**GIVEN INSTRUCTION:** Which lines in the material below contain the word "text"? Copy each of them.

**SUPPLIED RECORDS:**
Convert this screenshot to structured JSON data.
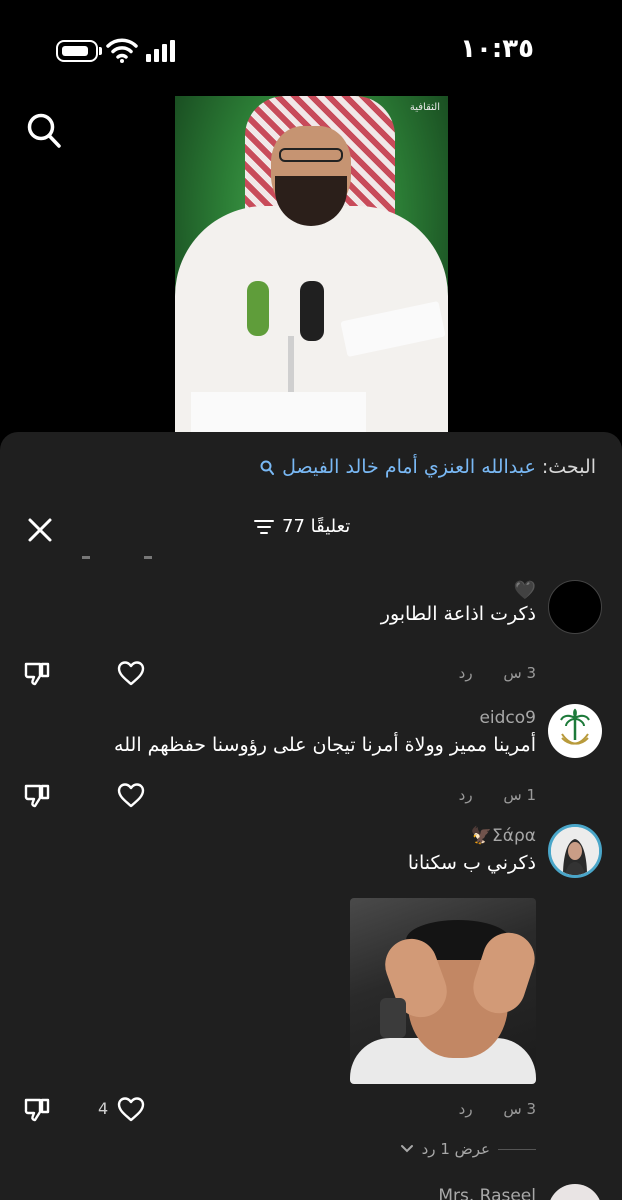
{
  "status_bar": {
    "time": "١٠:٣٥"
  },
  "search": {
    "label": "البحث:",
    "query": "عبدالله العنزي أمام خالد الفيصل"
  },
  "video": {
    "watermark": "الثقافية"
  },
  "comments_header": {
    "count_label": "77 تعليقًا"
  },
  "comments": [
    {
      "username": "",
      "heart": "🖤",
      "text": "ذكرت اذاعة الطابور",
      "time": "3 س",
      "reply": "رد",
      "likes": ""
    },
    {
      "username": "eidco9",
      "text": "أمرينا مميز وولاة أمرنا تيجان على رؤوسنا حفظهم الله",
      "time": "1 س",
      "reply": "رد",
      "likes": ""
    },
    {
      "username": "Σάρα🦅",
      "text": "ذكرني ب سكنانا",
      "time": "3 س",
      "reply": "رد",
      "likes": "4"
    }
  ],
  "view_replies": "عرض 1 رد",
  "peek": {
    "username": "Mrs. Raseel"
  },
  "colors": {
    "sheet_bg": "#1f1f1f",
    "link": "#79b8f4",
    "muted": "#9a9a9a"
  }
}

**WORKED SOLUTION:**
      "text": "ذكرت اذاعة الطابور",
      "text": "أمرينا مميز وولاة أمرنا تيجان على رؤوسنا حفظهم الله",
      "text": "ذكرني ب سكنانا",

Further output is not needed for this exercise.